• **Task statement**
Reproduce all of the material exactly as shown.

═══ Material for the task

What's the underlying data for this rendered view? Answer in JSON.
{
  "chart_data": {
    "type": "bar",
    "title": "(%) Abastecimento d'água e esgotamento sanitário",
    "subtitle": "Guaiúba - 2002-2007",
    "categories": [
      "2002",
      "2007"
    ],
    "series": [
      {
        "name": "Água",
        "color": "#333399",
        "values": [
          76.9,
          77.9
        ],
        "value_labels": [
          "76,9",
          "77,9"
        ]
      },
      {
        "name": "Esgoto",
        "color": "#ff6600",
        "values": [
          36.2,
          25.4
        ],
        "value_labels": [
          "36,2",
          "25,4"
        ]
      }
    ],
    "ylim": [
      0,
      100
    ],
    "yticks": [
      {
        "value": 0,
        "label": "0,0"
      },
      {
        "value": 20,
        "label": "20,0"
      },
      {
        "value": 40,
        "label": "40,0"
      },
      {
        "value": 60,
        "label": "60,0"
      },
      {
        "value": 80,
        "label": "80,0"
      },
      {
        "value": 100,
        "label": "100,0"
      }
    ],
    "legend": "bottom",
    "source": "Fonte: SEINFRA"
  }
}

══════

• **Output**
What's the underlying data for this rendered view? Answer in JSON.
{
  "chart_data": {
    "type": "bar",
    "title": "(%) Abastecimento d'água e esgotamento sanitário",
    "subtitle": "Guaiúba - 2002-2007",
    "categories": [
      "2002",
      "2007"
    ],
    "series": [
      {
        "name": "Água",
        "color": "#333399",
        "values": [
          76.9,
          77.9
        ],
        "value_labels": [
          "76,9",
          "77,9"
        ]
      },
      {
        "name": "Esgoto",
        "color": "#ff6600",
        "values": [
          36.2,
          25.4
        ],
        "value_labels": [
          "36,2",
          "25,4"
        ]
      }
    ],
    "ylim": [
      0,
      100
    ],
    "yticks": [
      {
        "value": 0,
        "label": "0,0"
      },
      {
        "value": 20,
        "label": "20,0"
      },
      {
        "value": 40,
        "label": "40,0"
      },
      {
        "value": 60,
        "label": "60,0"
      },
      {
        "value": 80,
        "label": "80,0"
      },
      {
        "value": 100,
        "label": "100,0"
      }
    ],
    "legend": "bottom",
    "source": "Fonte: SEINFRA"
  }
}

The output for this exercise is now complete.